Locate every line below that contains the string "name", matching case exactly, and copy each of those lines.

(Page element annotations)
────────────────────
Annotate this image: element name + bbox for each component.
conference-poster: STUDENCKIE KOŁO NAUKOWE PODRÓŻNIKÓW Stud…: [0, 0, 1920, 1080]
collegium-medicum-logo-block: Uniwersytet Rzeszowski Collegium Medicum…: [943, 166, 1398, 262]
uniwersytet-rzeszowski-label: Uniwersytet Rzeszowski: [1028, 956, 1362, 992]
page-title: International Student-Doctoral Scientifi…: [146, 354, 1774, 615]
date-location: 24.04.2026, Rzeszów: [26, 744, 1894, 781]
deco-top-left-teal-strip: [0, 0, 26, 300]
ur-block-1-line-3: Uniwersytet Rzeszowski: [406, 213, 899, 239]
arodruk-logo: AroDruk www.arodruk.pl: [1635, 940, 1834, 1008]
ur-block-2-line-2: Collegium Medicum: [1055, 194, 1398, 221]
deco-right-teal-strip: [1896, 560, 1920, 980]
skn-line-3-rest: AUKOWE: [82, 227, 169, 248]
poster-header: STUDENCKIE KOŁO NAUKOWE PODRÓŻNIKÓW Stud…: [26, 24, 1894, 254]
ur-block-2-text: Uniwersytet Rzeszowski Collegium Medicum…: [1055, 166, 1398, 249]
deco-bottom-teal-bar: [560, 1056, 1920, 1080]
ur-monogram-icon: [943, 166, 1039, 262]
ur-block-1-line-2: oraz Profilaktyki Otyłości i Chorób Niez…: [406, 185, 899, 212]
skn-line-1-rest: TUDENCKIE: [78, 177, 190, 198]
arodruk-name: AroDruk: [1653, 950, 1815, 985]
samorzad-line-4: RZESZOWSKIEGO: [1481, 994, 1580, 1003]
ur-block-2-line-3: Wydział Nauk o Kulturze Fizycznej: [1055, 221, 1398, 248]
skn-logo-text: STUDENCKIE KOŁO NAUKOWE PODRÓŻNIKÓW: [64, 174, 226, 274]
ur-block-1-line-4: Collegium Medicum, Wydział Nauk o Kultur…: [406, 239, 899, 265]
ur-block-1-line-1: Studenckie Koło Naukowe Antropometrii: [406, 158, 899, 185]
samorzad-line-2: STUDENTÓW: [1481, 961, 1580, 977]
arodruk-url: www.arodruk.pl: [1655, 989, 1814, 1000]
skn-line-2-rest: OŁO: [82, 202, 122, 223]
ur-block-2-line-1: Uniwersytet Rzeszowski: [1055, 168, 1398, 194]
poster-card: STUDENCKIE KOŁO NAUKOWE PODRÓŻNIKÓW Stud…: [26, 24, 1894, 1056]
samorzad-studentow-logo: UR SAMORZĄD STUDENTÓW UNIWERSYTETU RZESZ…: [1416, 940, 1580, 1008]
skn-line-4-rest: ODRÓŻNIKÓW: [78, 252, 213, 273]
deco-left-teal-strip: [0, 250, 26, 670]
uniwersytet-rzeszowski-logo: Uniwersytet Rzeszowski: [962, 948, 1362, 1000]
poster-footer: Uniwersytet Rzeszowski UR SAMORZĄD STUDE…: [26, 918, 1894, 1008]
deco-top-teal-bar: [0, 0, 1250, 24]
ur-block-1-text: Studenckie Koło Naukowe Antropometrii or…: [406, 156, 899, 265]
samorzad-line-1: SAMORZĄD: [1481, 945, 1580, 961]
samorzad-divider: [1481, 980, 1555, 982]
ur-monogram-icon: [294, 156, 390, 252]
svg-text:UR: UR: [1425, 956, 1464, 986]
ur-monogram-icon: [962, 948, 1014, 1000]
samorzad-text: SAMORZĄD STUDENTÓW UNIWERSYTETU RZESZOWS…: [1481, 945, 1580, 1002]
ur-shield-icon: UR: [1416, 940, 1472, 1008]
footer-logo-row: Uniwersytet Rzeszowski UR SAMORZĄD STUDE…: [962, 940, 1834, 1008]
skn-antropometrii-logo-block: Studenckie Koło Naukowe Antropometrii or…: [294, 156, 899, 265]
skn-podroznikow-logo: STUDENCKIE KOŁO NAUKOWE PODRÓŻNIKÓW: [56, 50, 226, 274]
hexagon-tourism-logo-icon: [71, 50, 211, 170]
────────────────────
■ **Result**:
Annotate this image: element name + bbox for each component.
arodruk-name: AroDruk: [1653, 950, 1815, 985]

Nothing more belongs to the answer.